**GOAL OF THE EXERCISE**
Write the entries below out again exactly; any picture in them stays out.

**DATA SUPPLIED**
____________
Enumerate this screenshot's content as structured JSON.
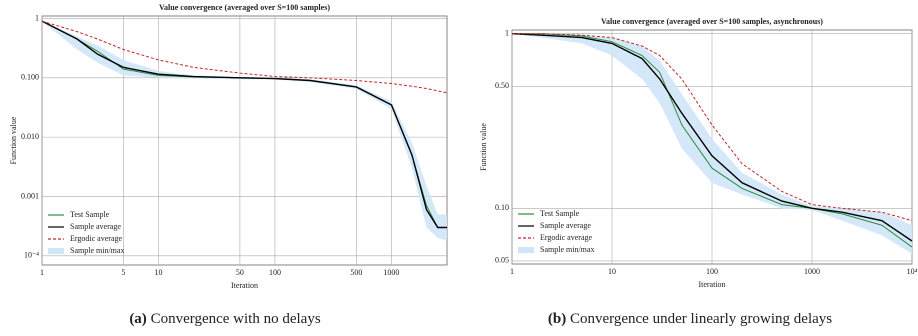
{
  "chart_data": [
    {
      "type": "line",
      "title": "Value convergence (averaged over S=100 samples)",
      "xlabel": "Iteration",
      "ylabel": "Function value",
      "caption_label": "(a)",
      "caption": "Convergence with no delays",
      "xlog": true,
      "ylog": true,
      "grid": true,
      "legend": "lower left",
      "xlim": [
        1,
        3000
      ],
      "ylim": [
        7e-05,
        1.1
      ],
      "xticks": [
        1,
        5,
        10,
        50,
        100,
        500,
        1000
      ],
      "yticks": [
        {
          "value": 1,
          "label": "1"
        },
        {
          "value": 0.1,
          "label": "0.100"
        },
        {
          "value": 0.01,
          "label": "0.010"
        },
        {
          "value": 0.001,
          "label": "0.001"
        },
        {
          "value": 0.0001,
          "label": "10⁻⁴"
        }
      ],
      "x": [
        1,
        2,
        3,
        5,
        10,
        20,
        50,
        100,
        200,
        500,
        1000,
        1500,
        2000,
        2500,
        3000
      ],
      "series": [
        {
          "name": "Test Sample",
          "color": "#2e8b3a",
          "values": [
            0.9,
            0.45,
            0.28,
            0.14,
            0.11,
            0.103,
            0.1,
            0.097,
            0.09,
            0.07,
            0.035,
            0.005,
            0.0007,
            0.0003,
            0.0003
          ]
        },
        {
          "name": "Sample average",
          "color": "#000000",
          "values": [
            0.9,
            0.45,
            0.25,
            0.15,
            0.115,
            0.105,
            0.1,
            0.097,
            0.09,
            0.07,
            0.035,
            0.005,
            0.0006,
            0.0003,
            0.0003
          ]
        },
        {
          "name": "Ergodic average",
          "color": "#c0282a",
          "values": [
            0.9,
            0.6,
            0.45,
            0.3,
            0.2,
            0.15,
            0.12,
            0.105,
            0.1,
            0.09,
            0.08,
            0.072,
            0.066,
            0.06,
            0.056
          ]
        },
        {
          "name": "Sample min/max",
          "color": "#cfe6f8",
          "low": [
            0.9,
            0.3,
            0.18,
            0.11,
            0.1,
            0.098,
            0.095,
            0.093,
            0.085,
            0.065,
            0.03,
            0.003,
            0.0003,
            0.0002,
            0.00018
          ],
          "high": [
            0.9,
            0.5,
            0.35,
            0.2,
            0.13,
            0.11,
            0.103,
            0.1,
            0.095,
            0.075,
            0.04,
            0.008,
            0.0015,
            0.0005,
            0.0005
          ]
        }
      ]
    },
    {
      "type": "line",
      "title": "Value convergence (averaged over S=100 samples, asynchronous)",
      "xlabel": "Iteration",
      "ylabel": "Function value",
      "caption_label": "(b)",
      "caption": "Convergence under linearly growing delays",
      "xlog": true,
      "ylog": true,
      "grid": true,
      "legend": "lower left",
      "xlim": [
        1,
        10000
      ],
      "ylim": [
        0.048,
        1.05
      ],
      "xticks": [
        1,
        10,
        100,
        1000,
        {
          "value": 10000,
          "label": "10⁴"
        }
      ],
      "yticks": [
        1,
        {
          "value": 0.5,
          "label": "0.50"
        },
        {
          "value": 0.1,
          "label": "0.10"
        },
        0.05
      ],
      "x": [
        1,
        2,
        5,
        10,
        20,
        30,
        50,
        100,
        200,
        500,
        1000,
        2000,
        5000,
        10000
      ],
      "series": [
        {
          "name": "Test Sample",
          "color": "#2e8b3a",
          "values": [
            1,
            1,
            0.97,
            0.9,
            0.75,
            0.6,
            0.3,
            0.17,
            0.13,
            0.105,
            0.1,
            0.093,
            0.08,
            0.06
          ]
        },
        {
          "name": "Sample average",
          "color": "#000000",
          "values": [
            1,
            0.98,
            0.95,
            0.88,
            0.72,
            0.55,
            0.35,
            0.2,
            0.14,
            0.11,
            0.1,
            0.095,
            0.085,
            0.065
          ]
        },
        {
          "name": "Ergodic average",
          "color": "#c0282a",
          "values": [
            1,
            1,
            0.98,
            0.95,
            0.85,
            0.75,
            0.55,
            0.3,
            0.18,
            0.125,
            0.105,
            0.1,
            0.095,
            0.085
          ]
        },
        {
          "name": "Sample min/max",
          "color": "#cfe6f8",
          "low": [
            1,
            0.95,
            0.88,
            0.75,
            0.55,
            0.4,
            0.22,
            0.14,
            0.12,
            0.1,
            0.098,
            0.085,
            0.07,
            0.055
          ],
          "high": [
            1,
            1,
            0.99,
            0.95,
            0.85,
            0.7,
            0.45,
            0.25,
            0.16,
            0.12,
            0.103,
            0.1,
            0.095,
            0.08
          ]
        }
      ]
    }
  ]
}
____________
**RESPONSE TO THIS TASK**
Enumerate this screenshot's content as structured JSON.
{
  "chart_data": [
    {
      "type": "line",
      "title": "Value convergence (averaged over S=100 samples)",
      "xlabel": "Iteration",
      "ylabel": "Function value",
      "caption_label": "(a)",
      "caption": "Convergence with no delays",
      "xlog": true,
      "ylog": true,
      "grid": true,
      "legend": "lower left",
      "xlim": [
        1,
        3000
      ],
      "ylim": [
        7e-05,
        1.1
      ],
      "xticks": [
        1,
        5,
        10,
        50,
        100,
        500,
        1000
      ],
      "yticks": [
        {
          "value": 1,
          "label": "1"
        },
        {
          "value": 0.1,
          "label": "0.100"
        },
        {
          "value": 0.01,
          "label": "0.010"
        },
        {
          "value": 0.001,
          "label": "0.001"
        },
        {
          "value": 0.0001,
          "label": "10⁻⁴"
        }
      ],
      "x": [
        1,
        2,
        3,
        5,
        10,
        20,
        50,
        100,
        200,
        500,
        1000,
        1500,
        2000,
        2500,
        3000
      ],
      "series": [
        {
          "name": "Test Sample",
          "color": "#2e8b3a",
          "values": [
            0.9,
            0.45,
            0.28,
            0.14,
            0.11,
            0.103,
            0.1,
            0.097,
            0.09,
            0.07,
            0.035,
            0.005,
            0.0007,
            0.0003,
            0.0003
          ]
        },
        {
          "name": "Sample average",
          "color": "#000000",
          "values": [
            0.9,
            0.45,
            0.25,
            0.15,
            0.115,
            0.105,
            0.1,
            0.097,
            0.09,
            0.07,
            0.035,
            0.005,
            0.0006,
            0.0003,
            0.0003
          ]
        },
        {
          "name": "Ergodic average",
          "color": "#c0282a",
          "values": [
            0.9,
            0.6,
            0.45,
            0.3,
            0.2,
            0.15,
            0.12,
            0.105,
            0.1,
            0.09,
            0.08,
            0.072,
            0.066,
            0.06,
            0.056
          ]
        },
        {
          "name": "Sample min/max",
          "color": "#cfe6f8",
          "low": [
            0.9,
            0.3,
            0.18,
            0.11,
            0.1,
            0.098,
            0.095,
            0.093,
            0.085,
            0.065,
            0.03,
            0.003,
            0.0003,
            0.0002,
            0.00018
          ],
          "high": [
            0.9,
            0.5,
            0.35,
            0.2,
            0.13,
            0.11,
            0.103,
            0.1,
            0.095,
            0.075,
            0.04,
            0.008,
            0.0015,
            0.0005,
            0.0005
          ]
        }
      ]
    },
    {
      "type": "line",
      "title": "Value convergence (averaged over S=100 samples, asynchronous)",
      "xlabel": "Iteration",
      "ylabel": "Function value",
      "caption_label": "(b)",
      "caption": "Convergence under linearly growing delays",
      "xlog": true,
      "ylog": true,
      "grid": true,
      "legend": "lower left",
      "xlim": [
        1,
        10000
      ],
      "ylim": [
        0.048,
        1.05
      ],
      "xticks": [
        1,
        10,
        100,
        1000,
        {
          "value": 10000,
          "label": "10⁴"
        }
      ],
      "yticks": [
        1,
        {
          "value": 0.5,
          "label": "0.50"
        },
        {
          "value": 0.1,
          "label": "0.10"
        },
        0.05
      ],
      "x": [
        1,
        2,
        5,
        10,
        20,
        30,
        50,
        100,
        200,
        500,
        1000,
        2000,
        5000,
        10000
      ],
      "series": [
        {
          "name": "Test Sample",
          "color": "#2e8b3a",
          "values": [
            1,
            1,
            0.97,
            0.9,
            0.75,
            0.6,
            0.3,
            0.17,
            0.13,
            0.105,
            0.1,
            0.093,
            0.08,
            0.06
          ]
        },
        {
          "name": "Sample average",
          "color": "#000000",
          "values": [
            1,
            0.98,
            0.95,
            0.88,
            0.72,
            0.55,
            0.35,
            0.2,
            0.14,
            0.11,
            0.1,
            0.095,
            0.085,
            0.065
          ]
        },
        {
          "name": "Ergodic average",
          "color": "#c0282a",
          "values": [
            1,
            1,
            0.98,
            0.95,
            0.85,
            0.75,
            0.55,
            0.3,
            0.18,
            0.125,
            0.105,
            0.1,
            0.095,
            0.085
          ]
        },
        {
          "name": "Sample min/max",
          "color": "#cfe6f8",
          "low": [
            1,
            0.95,
            0.88,
            0.75,
            0.55,
            0.4,
            0.22,
            0.14,
            0.12,
            0.1,
            0.098,
            0.085,
            0.07,
            0.055
          ],
          "high": [
            1,
            1,
            0.99,
            0.95,
            0.85,
            0.7,
            0.45,
            0.25,
            0.16,
            0.12,
            0.103,
            0.1,
            0.095,
            0.08
          ]
        }
      ]
    }
  ]
}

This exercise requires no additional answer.